## DIRECTION
Rewrite every row below, replacing "bounding boxes" with "box coordinates" wherever it occurs and changing nothing else. Omit the pictures from your output.
——
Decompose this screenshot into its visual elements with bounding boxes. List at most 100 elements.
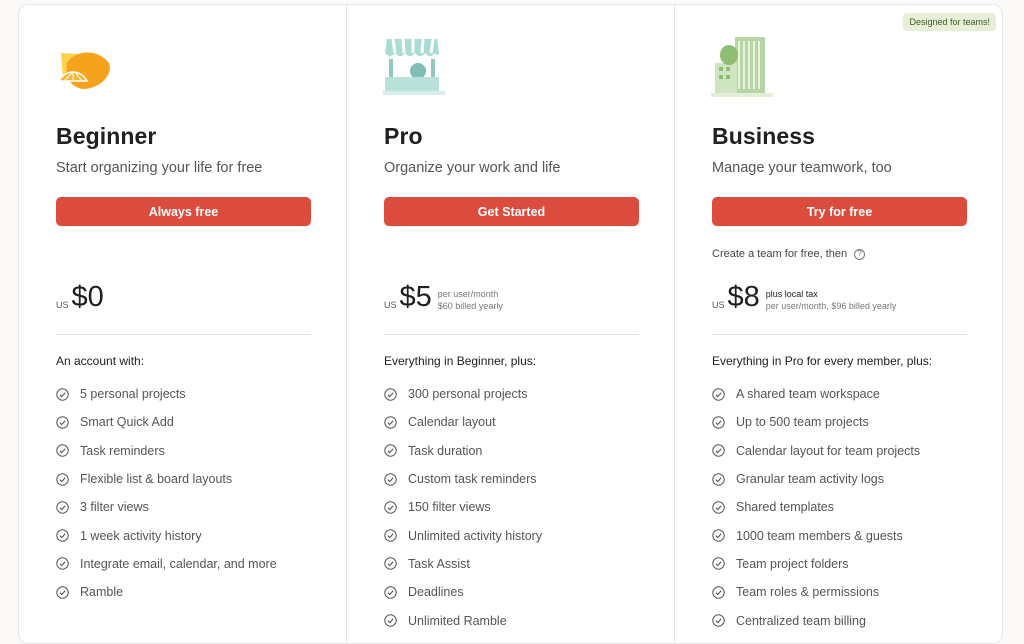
feature-label: 1 week activity history [80,528,202,543]
feature-label: Flexible list & board layouts [80,472,233,487]
price-note: plus local tax [765,289,818,299]
feature-label: Calendar layout for team projects [736,443,921,458]
feature-item: Task Assist [384,550,542,578]
always-free-button[interactable]: Always free [56,197,311,226]
feature-item: Task reminders [56,437,277,465]
check-circle-icon [56,529,69,542]
check-circle-icon [712,557,725,571]
price-amount: $5 [399,281,432,313]
feature-item: Ramble [56,578,277,606]
check-circle-icon [712,387,725,401]
market-stall-icon [383,33,463,103]
feature-list: A shared team workspace Up to 500 team p… [712,380,920,635]
check-circle-icon [56,501,69,514]
features-heading: Everything in Pro for every member, plus… [712,354,933,368]
check-circle-icon [712,444,725,457]
feature-item: Smart Quick Add [56,408,277,436]
check-circle-icon [384,529,397,542]
feature-item: Shared templates [712,493,920,521]
feature-label: Granular team activity logs [736,472,884,487]
feature-item: Deadlines [384,578,542,606]
feature-label: Up to 500 team projects [736,415,869,430]
check-circle-icon [384,472,397,486]
feature-list: 5 personal projects Smart Quick Add Task… [56,380,277,606]
check-circle-icon [712,529,725,542]
plan-title: Pro [384,123,423,149]
check-circle-icon [384,557,397,571]
feature-label: A shared team workspace [736,387,880,402]
feature-label: Deadlines [408,585,464,600]
currency-label: US [384,300,397,310]
feature-item: 5 personal projects [56,380,277,408]
plan-business: Designed for teams! Business Manage your… [675,5,1002,643]
features-heading: Everything in Beginner, plus: [384,354,537,368]
feature-label: Task duration [408,443,483,458]
feature-item: 3 filter views [56,493,277,521]
check-circle-icon [56,557,69,571]
feature-label: Unlimited Ramble [408,613,507,628]
check-circle-icon [384,387,397,401]
check-circle-icon [384,586,397,599]
feature-item: 150 filter views [384,493,542,521]
feature-item: Unlimited Ramble [384,606,542,634]
feature-item: Team roles & permissions [712,578,920,606]
feature-item: Flexible list & board layouts [56,465,277,493]
feature-list: 300 personal projects Calendar layout Ta… [384,380,542,635]
price-amount: $8 [727,281,760,313]
orange-slice-icon [55,33,135,103]
check-circle-icon [384,614,397,627]
plan-subtitle: Start organizing your life for free [56,160,263,176]
check-circle-icon [712,501,725,514]
check-circle-icon [56,416,69,429]
feature-label: 150 filter views [408,500,491,515]
feature-label: 3 filter views [80,500,149,515]
feature-item: Custom task reminders [384,465,542,493]
plan-beginner: Beginner Start organizing your life for … [19,5,347,643]
feature-item: Calendar layout for team projects [712,437,920,465]
divider [712,334,967,335]
check-circle-icon [384,444,397,457]
price-notes: plus local tax per user/month, $96 bille… [766,289,897,311]
feature-label: Task Assist [408,556,470,571]
team-note: Create a team for free, then ? [712,248,866,260]
feature-label: Custom task reminders [408,472,537,487]
price-note: $60 billed yearly [437,301,503,311]
plan-title: Business [712,123,816,149]
feature-label: 5 personal projects [80,387,186,402]
team-note-text: Create a team for free, then [712,248,848,260]
feature-item: A shared team workspace [712,380,920,408]
feature-item: Up to 500 team projects [712,408,920,436]
price: US $5 per user/month $60 billed yearly [384,282,503,312]
feature-item: 1 week activity history [56,521,277,549]
divider [56,334,311,335]
feature-label: Smart Quick Add [80,415,174,430]
check-circle-icon [56,387,69,401]
currency-label: US [712,300,725,310]
feature-label: Calendar layout [408,415,496,430]
feature-item: 1000 team members & guests [712,521,920,549]
check-circle-icon [56,472,69,486]
feature-label: Shared templates [736,500,834,515]
try-for-free-button[interactable]: Try for free [712,197,967,226]
check-circle-icon [384,501,397,514]
features-heading: An account with: [56,354,145,368]
feature-item: Integrate email, calendar, and more [56,550,277,578]
currency-label: US [56,300,69,310]
check-circle-icon [712,472,725,486]
price-notes: per user/month $60 billed yearly [438,289,503,311]
price-amount: $0 [71,281,104,313]
check-circle-icon [56,586,69,599]
plan-subtitle: Manage your teamwork, too [712,160,892,176]
feature-label: Ramble [80,585,124,600]
plan-title: Beginner [56,123,157,149]
feature-label: Integrate email, calendar, and more [80,556,277,571]
check-circle-icon [384,416,397,429]
help-icon[interactable]: ? [854,248,866,260]
get-started-button[interactable]: Get Started [384,197,639,226]
feature-label: Team roles & permissions [736,585,880,600]
divider [384,334,639,335]
feature-item: Centralized team billing [712,606,920,634]
feature-item: Team project folders [712,550,920,578]
plan-pro: Pro Organize your work and life Get Star… [347,5,675,643]
check-circle-icon [56,444,69,457]
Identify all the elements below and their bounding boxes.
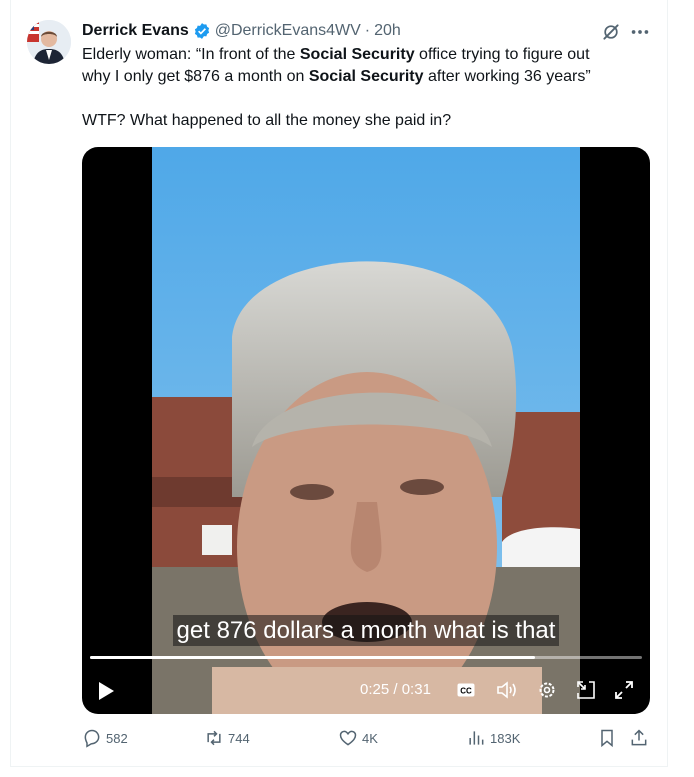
——
## THE REPLY
Decompose this screenshot into its visual elements with box coordinates. List at most 100 elements.
feature-label: 1 week activity history [80,528,202,543]
feature-label: Flexible list & board layouts [80,472,233,487]
price-note: plus local tax [765,289,818,299]
feature-label: Calendar layout for team projects [736,443,921,458]
feature-item: Task Assist [384,550,542,578]
always-free-button[interactable]: Always free [56,197,311,226]
feature-item: Task reminders [56,437,277,465]
check-circle-icon [56,529,69,542]
check-circle-icon [712,557,725,571]
price-amount: $5 [399,281,432,313]
feature-item: Ramble [56,578,277,606]
check-circle-icon [712,387,725,401]
market-stall-icon [383,33,463,103]
feature-list: A shared team workspace Up to 500 team p… [712,380,920,635]
check-circle-icon [56,501,69,514]
features-heading: Everything in Pro for every member, plus… [712,354,933,368]
check-circle-icon [712,444,725,457]
feature-item: Smart Quick Add [56,408,277,436]
check-circle-icon [384,529,397,542]
feature-item: Shared templates [712,493,920,521]
feature-label: Granular team activity logs [736,472,884,487]
feature-item: Deadlines [384,578,542,606]
feature-label: Up to 500 team projects [736,415,869,430]
check-circle-icon [384,472,397,486]
feature-list: 5 personal projects Smart Quick Add Task… [56,380,277,606]
check-circle-icon [712,529,725,542]
plan-title: Pro [384,123,423,149]
check-circle-icon [384,557,397,571]
feature-label: A shared team workspace [736,387,880,402]
feature-label: Deadlines [408,585,464,600]
currency-label: US [384,300,397,310]
feature-item: 5 personal projects [56,380,277,408]
plan-business: Designed for teams! Business Manage your… [675,5,1002,643]
features-heading: Everything in Beginner, plus: [384,354,537,368]
feature-label: Task duration [408,443,483,458]
feature-item: 3 filter views [56,493,277,521]
check-circle-icon [56,557,69,571]
feature-label: Unlimited Ramble [408,613,507,628]
check-circle-icon [384,387,397,401]
check-circle-icon [384,586,397,599]
feature-item: 150 filter views [384,493,542,521]
feature-item: Unlimited Ramble [384,606,542,634]
feature-item: Team roles & permissions [712,578,920,606]
feature-item: Flexible list & board layouts [56,465,277,493]
feature-list: 300 personal projects Calendar layout Ta… [384,380,542,635]
price-amount: $8 [727,281,760,313]
orange-slice-icon [55,33,135,103]
check-circle-icon [384,614,397,627]
plan-subtitle: Start organizing your life for free [56,160,263,176]
check-circle-icon [712,501,725,514]
check-circle-icon [56,416,69,429]
feature-label: 150 filter views [408,500,491,515]
feature-label: 3 filter views [80,500,149,515]
feature-item: Custom task reminders [384,465,542,493]
plan-beginner: Beginner Start organizing your life for … [19,5,347,643]
feature-item: Calendar layout for team projects [712,437,920,465]
divider [712,334,967,335]
check-circle-icon [384,444,397,457]
price-notes: plus local tax per user/month, $96 bille… [766,289,897,311]
feature-label: Task Assist [408,556,470,571]
team-note: Create a team for free, then ? [712,248,866,260]
feature-label: Custom task reminders [408,472,537,487]
price-note: $60 billed yearly [437,301,503,311]
plan-title: Business [712,123,816,149]
feature-label: 5 personal projects [80,387,186,402]
team-note-text: Create a team for free, then [712,248,848,260]
feature-item: A shared team workspace [712,380,920,408]
feature-item: Up to 500 team projects [712,408,920,436]
price: US $5 per user/month $60 billed yearly [384,282,503,312]
feature-item: 1 week activity history [56,521,277,549]
divider [56,334,311,335]
feature-label: Smart Quick Add [80,415,174,430]
check-circle-icon [56,387,69,401]
currency-label: US [712,300,725,310]
feature-label: Calendar layout [408,415,496,430]
feature-item: 1000 team members & guests [712,521,920,549]
check-circle-icon [56,472,69,486]
feature-label: Shared templates [736,500,834,515]
try-for-free-button[interactable]: Try for free [712,197,967,226]
check-circle-icon [384,501,397,514]
features-heading: An account with: [56,354,145,368]
feature-item: Integrate email, calendar, and more [56,550,277,578]
currency-label: US [56,300,69,310]
check-circle-icon [712,472,725,486]
price-notes: per user/month $60 billed yearly [438,289,503,311]
price-amount: $0 [71,281,104,313]
check-circle-icon [56,586,69,599]
plan-subtitle: Manage your teamwork, too [712,160,892,176]
feature-label: Ramble [80,585,124,600]
plan-title: Beginner [56,123,157,149]
feature-label: Integrate email, calendar, and more [80,556,277,571]
check-circle-icon [384,416,397,429]
help-icon[interactable]: ? [854,248,866,260]
get-started-button[interactable]: Get Started [384,197,639,226]
feature-label: Team roles & permissions [736,585,880,600]
divider [384,334,639,335]
feature-item: Centralized team billing [712,606,920,634]
feature-item: Team project folders [712,550,920,578]
plan-pro: Pro Organize your work and life Get Star… [347,5,675,643]
check-circle-icon [56,444,69,457]
Identify all the elements below and their box coordinates.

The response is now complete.